## Given text
Earlier, we said the thing we wanted from mech interp was to get algorithms to go and get, ask, “What is the algorithm that runs?” Well, here we’re just looking at the weights of the neural network and we’re reading off this recipe for detecting cars. It’s a very simple, crude recipe, but it’s there. And so we call that a circuit, this connection. Well, okay, so the problem is that not all of the neurons are interpretable. And there’s reason to think, we can get into this more later, that there’s this superposition hypothesis, there’s reason to think that sometimes the right unit to analyze things is combinations of neurons. So, sometimes it’s not that there’s a single neuron that represents, say, a car, but it actually turns out after you detect the car, the model hides a little bit of the car in the following layer, in a bunch of dog detectors.
Why is it doing that? Well, maybe it just doesn’t want to do that much work on cars at that point, and it’s storing it away to go and… So, it turns out, then, that this sort of subtle pattern of… There’s all these neurons that you think are dog detectors, and maybe they’re primarily that, but they all a little bit contribute to representing a car in that next layer. Okay? So, now we can’t really think… There might still be something, I don’t know, you could call it a car concept or something, but it no longer corresponds to a neuron. So, we need some term for these kind of neuron-like entities, these things that we would have liked the neurons to be, these idealized neurons. The things that are the nice neurons, but also maybe there’s more of them somehow hidden. And we call those features.
Lex Fridman
And then what are circuits?
Chris Olah
So, circuits are these connections of features, right? So, when we have the car detector and it’s connected to a window detector and a wheel detector, and it looks for the wheels below and the windows on top, that’s a circuit. So, circuits are just collections of features connected by weights, and they implement algorithms. So, they tell us how are features used, how are they built, how do they connect together?
So, maybe it’s worth trying to pin down what really is the core hypothesis here? And I think the core hypothesis is something we call the linear representation hypothesis. So, if we think about the car detector, the more it fires, the more we think of that as meaning, “Oh, the model is more and more confident that a car is present.” Or if it’s some combination of neurons that represent a car, the more that combination fires, the more we think the model thinks there’s a car present. This doesn’t have to be the case, right? You could imagine something where you have this car detector neuron and you think, “Ah, if it fires between one and two, that means one thing, but it means something totally different if it’s between three and four.” That would be a nonlinear representation. And in principle, models could do that. I think it’s sort of inefficient for them to do. If you try to think about how you’d implement computation like that, it’s kind of an annoying thing to do. But in principle, models can do that.
So, one way to think about the features and circuits sort of framework for thinking about things is that we’re thinking about things as being linear. We’re thinking about that if a neuron or a combination of neurons fires more, that means more of a particular thing being detected. And then that gives weight, a very clean interpretation as these edges between these entities that these features, and that that edge then has a meaning. So that’s, in some ways, the core thing. It’s like we can talk about this outside the context of neurons. Are you familiar with the Word2Vec results?

[Element placement data]
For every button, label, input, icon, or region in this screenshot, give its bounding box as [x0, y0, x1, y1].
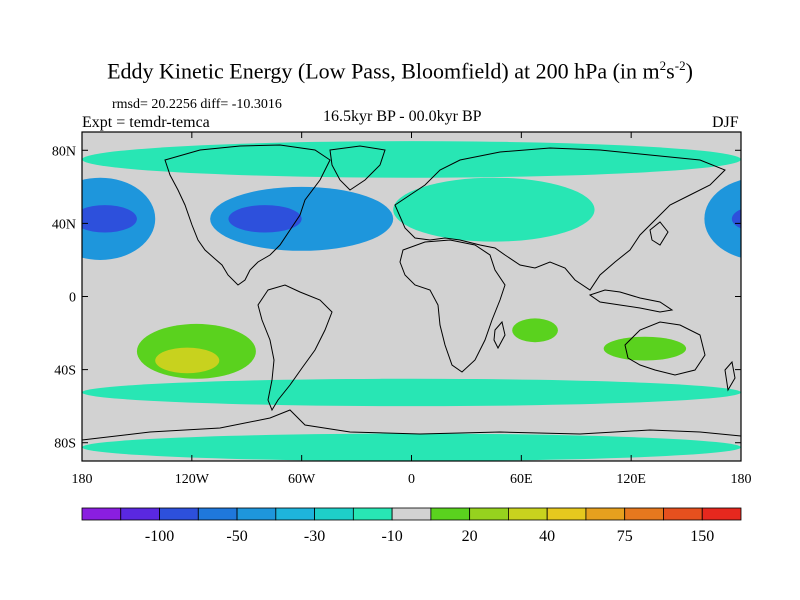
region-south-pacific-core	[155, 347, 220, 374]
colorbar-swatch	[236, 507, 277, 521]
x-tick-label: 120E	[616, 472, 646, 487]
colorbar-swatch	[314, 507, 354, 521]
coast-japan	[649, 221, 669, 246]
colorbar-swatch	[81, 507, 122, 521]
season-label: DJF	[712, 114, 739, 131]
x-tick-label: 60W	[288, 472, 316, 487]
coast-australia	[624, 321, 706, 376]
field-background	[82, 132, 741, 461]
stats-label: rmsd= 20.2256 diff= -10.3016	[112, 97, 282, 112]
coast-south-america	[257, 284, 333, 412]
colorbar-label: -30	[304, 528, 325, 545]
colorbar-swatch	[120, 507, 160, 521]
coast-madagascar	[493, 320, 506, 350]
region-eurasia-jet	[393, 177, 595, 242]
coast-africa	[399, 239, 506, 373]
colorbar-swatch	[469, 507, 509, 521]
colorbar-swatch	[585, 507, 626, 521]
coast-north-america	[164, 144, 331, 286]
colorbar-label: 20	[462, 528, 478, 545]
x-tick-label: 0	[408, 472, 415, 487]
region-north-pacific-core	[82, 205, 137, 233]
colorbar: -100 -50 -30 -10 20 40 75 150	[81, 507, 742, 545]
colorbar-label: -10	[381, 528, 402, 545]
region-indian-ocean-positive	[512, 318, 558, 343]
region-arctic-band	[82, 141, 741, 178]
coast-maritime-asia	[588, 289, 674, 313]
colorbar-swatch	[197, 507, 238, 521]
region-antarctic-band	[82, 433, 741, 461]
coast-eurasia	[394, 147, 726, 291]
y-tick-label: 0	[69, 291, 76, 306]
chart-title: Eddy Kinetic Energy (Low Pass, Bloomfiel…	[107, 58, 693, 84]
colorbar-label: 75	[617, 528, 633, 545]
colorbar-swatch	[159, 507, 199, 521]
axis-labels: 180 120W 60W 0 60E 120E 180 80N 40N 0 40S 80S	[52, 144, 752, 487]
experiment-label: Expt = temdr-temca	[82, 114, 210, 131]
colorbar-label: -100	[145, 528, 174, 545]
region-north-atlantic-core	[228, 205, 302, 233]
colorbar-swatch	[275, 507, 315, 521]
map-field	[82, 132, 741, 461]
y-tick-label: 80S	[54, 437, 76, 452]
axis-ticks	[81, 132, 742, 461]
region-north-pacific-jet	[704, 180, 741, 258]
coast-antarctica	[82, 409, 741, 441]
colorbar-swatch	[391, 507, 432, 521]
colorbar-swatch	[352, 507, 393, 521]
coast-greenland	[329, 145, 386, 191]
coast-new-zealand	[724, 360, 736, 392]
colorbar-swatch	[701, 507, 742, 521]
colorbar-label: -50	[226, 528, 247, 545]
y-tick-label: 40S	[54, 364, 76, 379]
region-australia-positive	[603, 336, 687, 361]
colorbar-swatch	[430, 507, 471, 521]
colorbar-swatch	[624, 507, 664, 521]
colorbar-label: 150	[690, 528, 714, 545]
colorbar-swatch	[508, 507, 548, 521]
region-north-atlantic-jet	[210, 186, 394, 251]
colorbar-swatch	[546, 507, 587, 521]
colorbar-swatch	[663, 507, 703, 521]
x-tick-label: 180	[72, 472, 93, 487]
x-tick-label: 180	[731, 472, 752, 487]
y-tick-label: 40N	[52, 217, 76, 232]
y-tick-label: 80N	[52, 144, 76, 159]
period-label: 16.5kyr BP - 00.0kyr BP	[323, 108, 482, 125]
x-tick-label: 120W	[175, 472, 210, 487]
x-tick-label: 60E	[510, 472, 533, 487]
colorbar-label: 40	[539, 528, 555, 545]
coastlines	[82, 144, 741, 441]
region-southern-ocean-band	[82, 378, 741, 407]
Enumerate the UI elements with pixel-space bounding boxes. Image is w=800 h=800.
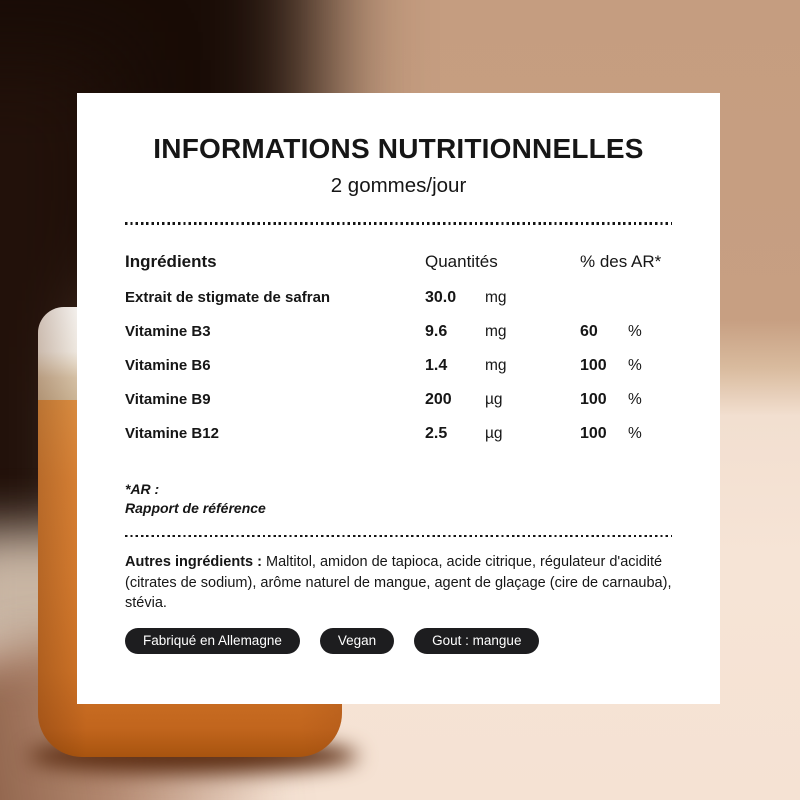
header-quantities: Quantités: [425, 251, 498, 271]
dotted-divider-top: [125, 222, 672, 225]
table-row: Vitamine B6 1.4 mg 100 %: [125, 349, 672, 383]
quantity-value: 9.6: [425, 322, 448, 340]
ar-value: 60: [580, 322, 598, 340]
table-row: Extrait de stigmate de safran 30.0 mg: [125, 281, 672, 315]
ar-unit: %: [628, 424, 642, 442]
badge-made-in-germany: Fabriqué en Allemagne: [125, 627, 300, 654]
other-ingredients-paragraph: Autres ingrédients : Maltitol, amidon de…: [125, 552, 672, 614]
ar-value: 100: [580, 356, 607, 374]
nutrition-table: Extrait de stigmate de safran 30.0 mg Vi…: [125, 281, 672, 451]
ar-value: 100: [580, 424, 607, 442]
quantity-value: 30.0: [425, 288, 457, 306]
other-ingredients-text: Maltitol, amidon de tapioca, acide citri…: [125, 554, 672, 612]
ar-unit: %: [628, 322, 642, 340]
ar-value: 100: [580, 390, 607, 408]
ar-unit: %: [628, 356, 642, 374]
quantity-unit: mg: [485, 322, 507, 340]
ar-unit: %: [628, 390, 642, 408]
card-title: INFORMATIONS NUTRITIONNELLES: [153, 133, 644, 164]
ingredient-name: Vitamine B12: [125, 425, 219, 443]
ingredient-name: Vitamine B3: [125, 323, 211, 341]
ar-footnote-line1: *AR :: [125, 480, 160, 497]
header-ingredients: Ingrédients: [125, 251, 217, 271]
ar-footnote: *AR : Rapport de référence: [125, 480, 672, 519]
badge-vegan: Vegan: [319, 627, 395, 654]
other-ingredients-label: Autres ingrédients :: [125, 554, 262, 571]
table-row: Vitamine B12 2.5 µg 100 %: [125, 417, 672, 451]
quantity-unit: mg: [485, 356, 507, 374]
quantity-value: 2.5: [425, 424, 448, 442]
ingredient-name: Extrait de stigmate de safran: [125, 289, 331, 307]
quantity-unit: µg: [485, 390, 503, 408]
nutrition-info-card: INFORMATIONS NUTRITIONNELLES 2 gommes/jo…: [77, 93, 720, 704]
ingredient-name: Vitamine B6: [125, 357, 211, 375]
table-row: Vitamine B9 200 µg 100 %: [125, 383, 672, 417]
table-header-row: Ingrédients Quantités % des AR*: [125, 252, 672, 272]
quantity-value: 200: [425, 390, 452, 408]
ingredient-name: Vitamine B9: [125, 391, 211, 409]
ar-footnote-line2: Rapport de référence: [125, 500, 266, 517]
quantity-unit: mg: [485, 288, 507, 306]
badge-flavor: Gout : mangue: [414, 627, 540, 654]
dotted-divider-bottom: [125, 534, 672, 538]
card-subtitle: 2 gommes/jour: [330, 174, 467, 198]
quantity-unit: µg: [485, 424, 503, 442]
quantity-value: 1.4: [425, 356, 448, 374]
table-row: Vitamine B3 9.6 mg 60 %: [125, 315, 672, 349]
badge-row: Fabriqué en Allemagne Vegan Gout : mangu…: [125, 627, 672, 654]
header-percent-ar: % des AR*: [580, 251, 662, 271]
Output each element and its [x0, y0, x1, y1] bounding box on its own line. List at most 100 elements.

## Objectives
A – Set down, word for word, the part of the passage on neural network features and circuits that begins at the words "So, one way" and stops after the words "the Word2Vec results?".
B – From the rows, extract the lines beginning at the one that has "header-quantities: Quantités: [425, 251, 498, 271]" and stopping after the one that has "quantity-value: 30.0: [425, 288, 457, 306]", both included, and reproduce them without any change.

## The results
A –
So, one way to think about the features and circuits sort of framework for thinking about things is that we’re thinking about things as being linear. We’re thinking about that if a neuron or a combination of neurons fires more, that means more of a particular thing being detected. And then that gives weight, a very clean interpretation as these edges between these entities that these features, and that that edge then has a meaning. So that’s, in some ways, the core thing. It’s like we can talk about this outside the context of neurons. Are you familiar with the Word2Vec results?

B –
header-quantities: Quantités: [425, 251, 498, 271]
dotted-divider-top: [125, 222, 672, 225]
table-row: Vitamine B6 1.4 mg 100 %: [125, 349, 672, 383]
quantity-value: 9.6: [425, 322, 448, 340]
ar-value: 60: [580, 322, 598, 340]
table-row: Extrait de stigmate de safran 30.0 mg: [125, 281, 672, 315]
ar-unit: %: [628, 424, 642, 442]
badge-made-in-germany: Fabriqué en Allemagne: [125, 627, 300, 654]
other-ingredients-paragraph: Autres ingrédients : Maltitol, amidon de…: [125, 552, 672, 614]
ar-value: 100: [580, 356, 607, 374]
nutrition-table: Extrait de stigmate de safran 30.0 mg Vi…: [125, 281, 672, 451]
ar-value: 100: [580, 424, 607, 442]
quantity-value: 30.0: [425, 288, 457, 306]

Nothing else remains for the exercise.